**** Data rows

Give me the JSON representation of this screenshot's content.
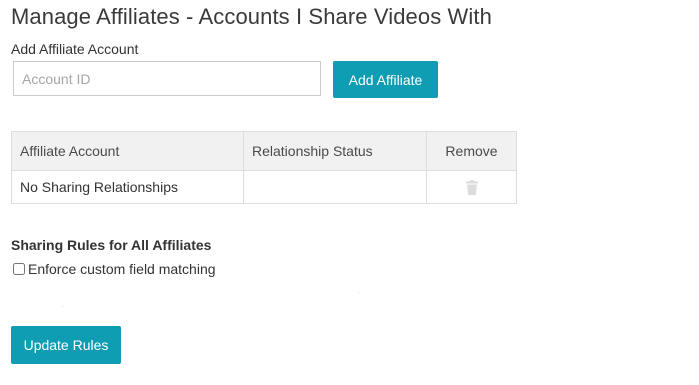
{
  "header": {
    "title": "Manage Affiliates - Accounts I Share Videos With"
  },
  "add_form": {
    "label": "Add Affiliate Account",
    "input_placeholder": "Account ID",
    "input_value": "",
    "button_label": "Add Affiliate"
  },
  "table": {
    "headers": [
      "Affiliate Account",
      "Relationship Status",
      "Remove"
    ],
    "rows": [
      {
        "account": "No Sharing Relationships",
        "status": "",
        "remove_icon": "trash-icon"
      }
    ]
  },
  "rules": {
    "title": "Sharing Rules for All Affiliates",
    "checkbox_label": "Enforce custom field matching",
    "checkbox_checked": false,
    "button_label": "Update Rules"
  },
  "colors": {
    "accent": "#0e9db3",
    "header_bg": "#f1f1f1",
    "border": "#dddddd",
    "icon": "#dcdcdc"
  }
}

********

[What the task asks]
All records must be output exactly as they are, except for the pictures, which are left out.

[In response]
Give me the JSON representation of this screenshot's content.
{
  "header": {
    "title": "Manage Affiliates - Accounts I Share Videos With"
  },
  "add_form": {
    "label": "Add Affiliate Account",
    "input_placeholder": "Account ID",
    "input_value": "",
    "button_label": "Add Affiliate"
  },
  "table": {
    "headers": [
      "Affiliate Account",
      "Relationship Status",
      "Remove"
    ],
    "rows": [
      {
        "account": "No Sharing Relationships",
        "status": "",
        "remove_icon": "trash-icon"
      }
    ]
  },
  "rules": {
    "title": "Sharing Rules for All Affiliates",
    "checkbox_label": "Enforce custom field matching",
    "checkbox_checked": false,
    "button_label": "Update Rules"
  },
  "colors": {
    "accent": "#0e9db3",
    "header_bg": "#f1f1f1",
    "border": "#dddddd",
    "icon": "#dcdcdc"
  }
}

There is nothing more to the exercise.